##### DATASET EXCERPTS

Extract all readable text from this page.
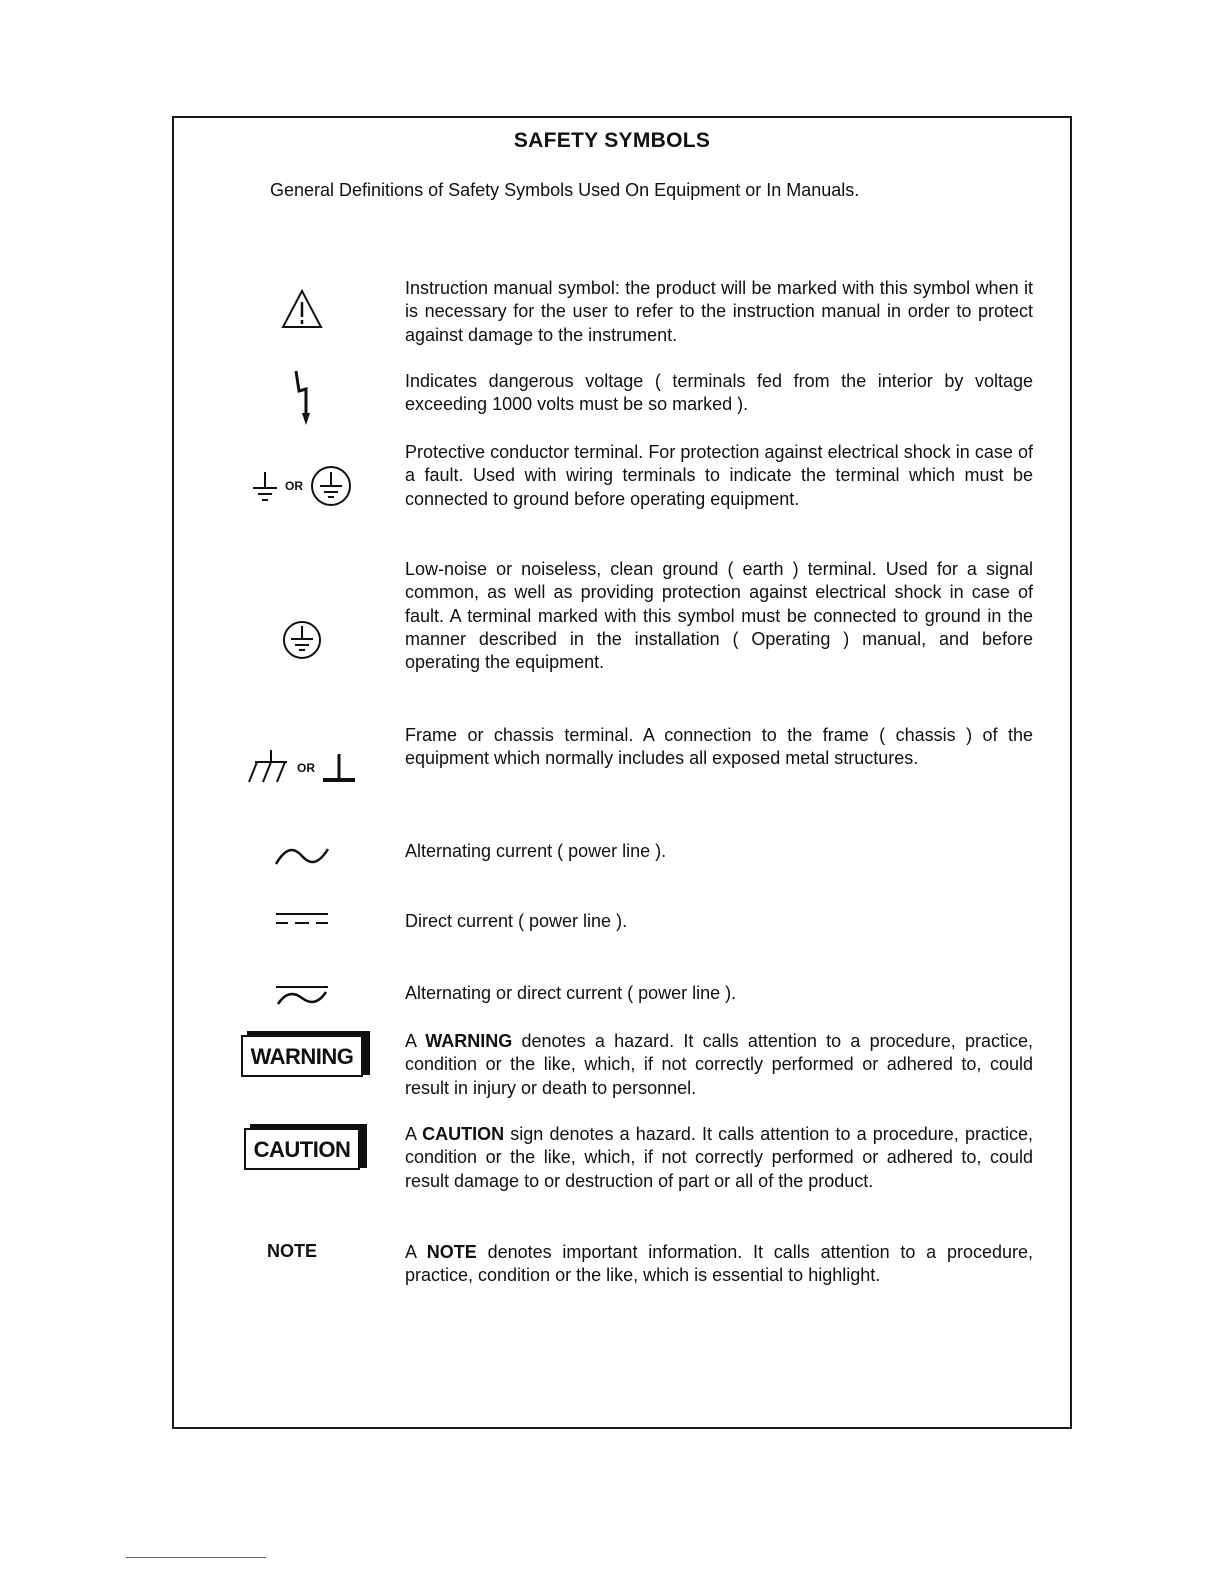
SAFETY SYMBOLS
General Definitions of Safety Symbols Used On Equipment or In Manuals.
Instruction manual symbol: the product will be marked with this symbol when it is necessary for the user to refer to the instruction manual in order to protect against damage to the instrument.
Indicates dangerous voltage ( terminals fed from the interior by voltage exceeding 1000 volts must be so marked ).
OR
Protective conductor terminal. For protection against electrical shock in case of a fault. Used with wiring terminals to indicate the terminal which must be connected to ground before operating equipment.
Low-noise or noiseless, clean ground ( earth ) terminal. Used for a signal common, as well as providing protection against electrical shock in case of fault. A terminal marked with this symbol must be connected to ground in the manner described in the installation ( Operating ) manual, and before operating the equipment.
OR
Frame or chassis terminal. A connection to the frame ( chassis ) of the equipment which normally includes all exposed metal structures.
Alternating current ( power line ).
Direct current ( power line ).
Alternating or direct current ( power line ).
WARNING
A WARNING denotes a hazard. It calls attention to a procedure, practice, condition or the like, which, if not correctly performed or adhered to, could result in injury or death to personnel.
CAUTION
A CAUTION sign denotes a hazard. It calls attention to a procedure, practice, condition or the like, which, if not correctly performed or adhered to, could result damage to or destruction of part or all of the product.
NOTE	A NOTE denotes important information. It calls attention to a procedure, practice, condition or the like, which is essential to highlight.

##########

TASK PROMPT
Transcribe the listing in full and omit the pictures.

REPLY TO THE TASK
Extract all readable text from this page.
SAFETY SYMBOLS
General Definitions of Safety Symbols Used On Equipment or In Manuals.
Instruction manual symbol: the product will be marked with this symbol when it is necessary for the user to refer to the instruction manual in order to protect against damage to the instrument.
Indicates dangerous voltage ( terminals fed from the interior by voltage exceeding 1000 volts must be so marked ).
OR
Protective conductor terminal. For protection against electrical shock in case of a fault. Used with wiring terminals to indicate the terminal which must be connected to ground before operating equipment.
Low-noise or noiseless, clean ground ( earth ) terminal. Used for a signal common, as well as providing protection against electrical shock in case of fault. A terminal marked with this symbol must be connected to ground in the manner described in the installation ( Operating ) manual, and before operating the equipment.
OR
Frame or chassis terminal. A connection to the frame ( chassis ) of the equipment which normally includes all exposed metal structures.
Alternating current ( power line ).
Direct current ( power line ).
Alternating or direct current ( power line ).
WARNING
A WARNING denotes a hazard. It calls attention to a procedure, practice, condition or the like, which, if not correctly performed or adhered to, could result in injury or death to personnel.
CAUTION
A CAUTION sign denotes a hazard. It calls attention to a procedure, practice, condition or the like, which, if not correctly performed or adhered to, could result damage to or destruction of part or all of the product.
NOTE	A NOTE denotes important information. It calls attention to a procedure, practice, condition or the like, which is essential to highlight.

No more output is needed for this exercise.